> _Problem description_
Return the full material exactly.

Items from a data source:
────────────────────
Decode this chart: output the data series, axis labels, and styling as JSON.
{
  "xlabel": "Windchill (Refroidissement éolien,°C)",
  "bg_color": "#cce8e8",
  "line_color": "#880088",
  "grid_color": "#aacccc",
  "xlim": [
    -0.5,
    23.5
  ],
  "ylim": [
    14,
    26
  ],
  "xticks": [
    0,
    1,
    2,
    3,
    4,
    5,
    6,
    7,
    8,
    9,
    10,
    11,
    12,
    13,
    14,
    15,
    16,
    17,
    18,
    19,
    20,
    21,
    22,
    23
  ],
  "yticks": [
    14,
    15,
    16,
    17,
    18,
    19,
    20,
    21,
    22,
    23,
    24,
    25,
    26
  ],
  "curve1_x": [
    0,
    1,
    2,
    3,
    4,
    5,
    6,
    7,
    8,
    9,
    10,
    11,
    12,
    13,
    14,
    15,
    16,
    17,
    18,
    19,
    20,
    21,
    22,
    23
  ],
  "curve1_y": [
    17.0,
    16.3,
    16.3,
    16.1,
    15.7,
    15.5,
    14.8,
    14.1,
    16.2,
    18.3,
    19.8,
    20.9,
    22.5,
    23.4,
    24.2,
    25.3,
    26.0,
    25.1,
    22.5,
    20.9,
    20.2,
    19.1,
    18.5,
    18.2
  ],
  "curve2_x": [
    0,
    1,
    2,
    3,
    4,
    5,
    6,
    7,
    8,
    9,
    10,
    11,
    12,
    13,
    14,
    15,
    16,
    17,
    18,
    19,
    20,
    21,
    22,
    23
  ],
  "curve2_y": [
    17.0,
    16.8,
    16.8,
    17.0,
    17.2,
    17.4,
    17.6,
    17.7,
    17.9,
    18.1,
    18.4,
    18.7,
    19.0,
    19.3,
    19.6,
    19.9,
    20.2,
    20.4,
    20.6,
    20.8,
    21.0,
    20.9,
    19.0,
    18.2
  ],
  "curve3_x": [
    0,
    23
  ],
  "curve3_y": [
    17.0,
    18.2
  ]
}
────────────────────
> _Reply_
Decode this chart: output the data series, axis labels, and styling as JSON.
{
  "xlabel": "Windchill (Refroidissement éolien,°C)",
  "bg_color": "#cce8e8",
  "line_color": "#880088",
  "grid_color": "#aacccc",
  "xlim": [
    -0.5,
    23.5
  ],
  "ylim": [
    14,
    26
  ],
  "xticks": [
    0,
    1,
    2,
    3,
    4,
    5,
    6,
    7,
    8,
    9,
    10,
    11,
    12,
    13,
    14,
    15,
    16,
    17,
    18,
    19,
    20,
    21,
    22,
    23
  ],
  "yticks": [
    14,
    15,
    16,
    17,
    18,
    19,
    20,
    21,
    22,
    23,
    24,
    25,
    26
  ],
  "curve1_x": [
    0,
    1,
    2,
    3,
    4,
    5,
    6,
    7,
    8,
    9,
    10,
    11,
    12,
    13,
    14,
    15,
    16,
    17,
    18,
    19,
    20,
    21,
    22,
    23
  ],
  "curve1_y": [
    17.0,
    16.3,
    16.3,
    16.1,
    15.7,
    15.5,
    14.8,
    14.1,
    16.2,
    18.3,
    19.8,
    20.9,
    22.5,
    23.4,
    24.2,
    25.3,
    26.0,
    25.1,
    22.5,
    20.9,
    20.2,
    19.1,
    18.5,
    18.2
  ],
  "curve2_x": [
    0,
    1,
    2,
    3,
    4,
    5,
    6,
    7,
    8,
    9,
    10,
    11,
    12,
    13,
    14,
    15,
    16,
    17,
    18,
    19,
    20,
    21,
    22,
    23
  ],
  "curve2_y": [
    17.0,
    16.8,
    16.8,
    17.0,
    17.2,
    17.4,
    17.6,
    17.7,
    17.9,
    18.1,
    18.4,
    18.7,
    19.0,
    19.3,
    19.6,
    19.9,
    20.2,
    20.4,
    20.6,
    20.8,
    21.0,
    20.9,
    19.0,
    18.2
  ],
  "curve3_x": [
    0,
    23
  ],
  "curve3_y": [
    17.0,
    18.2
  ]
}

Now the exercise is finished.